YOUR OBJECTIVE: Your job is to retype all of the data word for word, leaving every image out.

=== DATA LISTING ===

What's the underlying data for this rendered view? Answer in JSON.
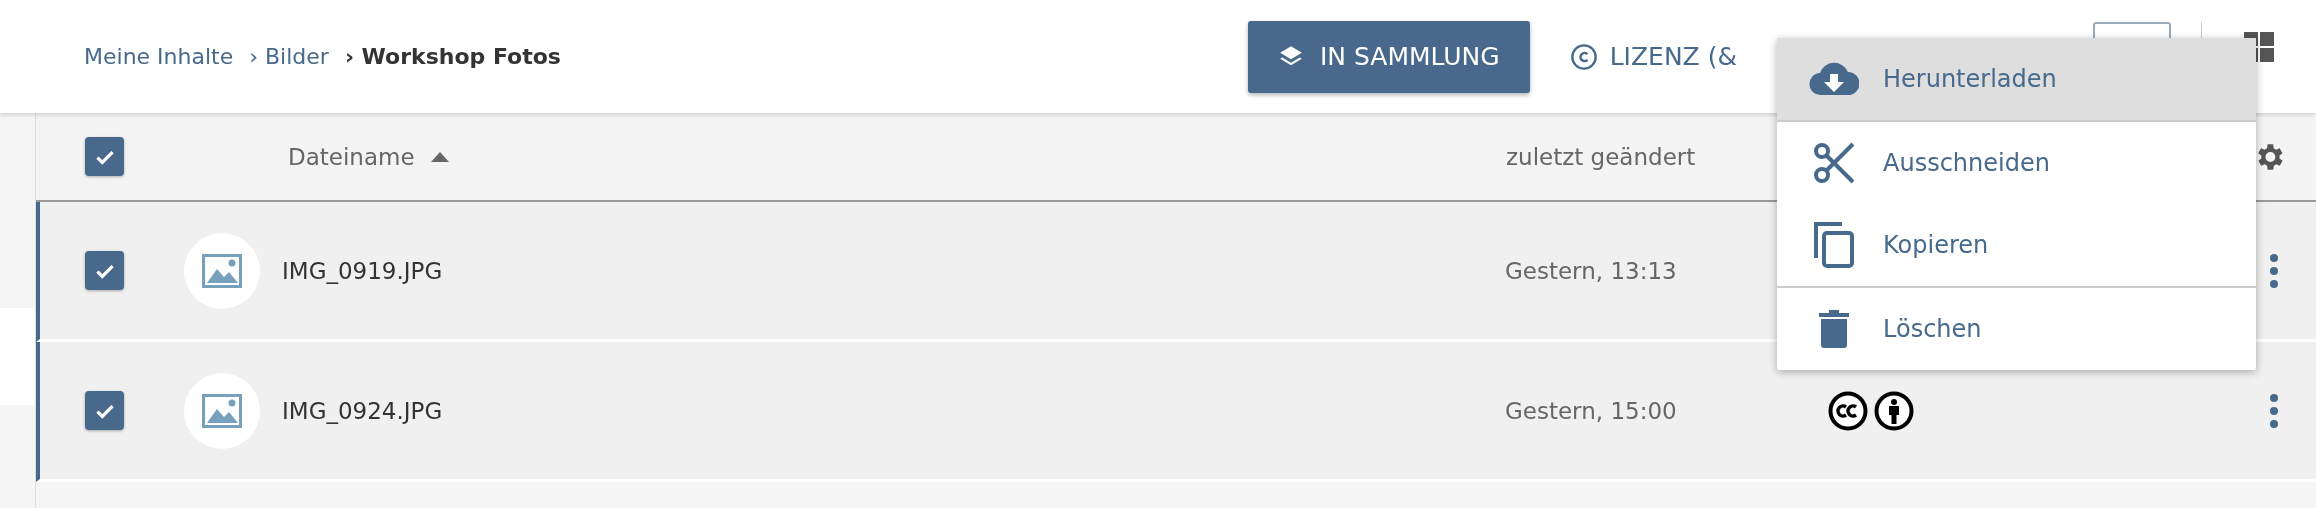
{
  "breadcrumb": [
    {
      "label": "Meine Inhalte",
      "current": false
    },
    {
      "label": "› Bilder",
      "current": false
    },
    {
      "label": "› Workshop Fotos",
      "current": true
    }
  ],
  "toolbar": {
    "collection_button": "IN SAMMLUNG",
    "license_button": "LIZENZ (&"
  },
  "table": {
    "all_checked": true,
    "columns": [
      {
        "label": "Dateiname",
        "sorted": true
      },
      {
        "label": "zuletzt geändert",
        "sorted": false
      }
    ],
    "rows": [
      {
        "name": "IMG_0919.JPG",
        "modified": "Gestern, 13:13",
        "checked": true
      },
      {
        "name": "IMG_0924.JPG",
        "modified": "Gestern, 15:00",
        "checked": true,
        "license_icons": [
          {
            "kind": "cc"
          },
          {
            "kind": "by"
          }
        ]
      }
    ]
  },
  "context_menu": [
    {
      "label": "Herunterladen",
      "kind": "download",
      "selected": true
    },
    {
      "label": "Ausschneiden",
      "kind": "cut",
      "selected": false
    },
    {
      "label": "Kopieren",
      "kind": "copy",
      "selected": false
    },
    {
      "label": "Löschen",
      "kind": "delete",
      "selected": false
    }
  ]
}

===

OUTPUT OF THE TASK:
What's the underlying data for this rendered view? Answer in JSON.
{
  "breadcrumb": [
    {
      "label": "Meine Inhalte",
      "current": false
    },
    {
      "label": "› Bilder",
      "current": false
    },
    {
      "label": "› Workshop Fotos",
      "current": true
    }
  ],
  "toolbar": {
    "collection_button": "IN SAMMLUNG",
    "license_button": "LIZENZ (&"
  },
  "table": {
    "all_checked": true,
    "columns": [
      {
        "label": "Dateiname",
        "sorted": true
      },
      {
        "label": "zuletzt geändert",
        "sorted": false
      }
    ],
    "rows": [
      {
        "name": "IMG_0919.JPG",
        "modified": "Gestern, 13:13",
        "checked": true
      },
      {
        "name": "IMG_0924.JPG",
        "modified": "Gestern, 15:00",
        "checked": true,
        "license_icons": [
          {
            "kind": "cc"
          },
          {
            "kind": "by"
          }
        ]
      }
    ]
  },
  "context_menu": [
    {
      "label": "Herunterladen",
      "kind": "download",
      "selected": true
    },
    {
      "label": "Ausschneiden",
      "kind": "cut",
      "selected": false
    },
    {
      "label": "Kopieren",
      "kind": "copy",
      "selected": false
    },
    {
      "label": "Löschen",
      "kind": "delete",
      "selected": false
    }
  ]
}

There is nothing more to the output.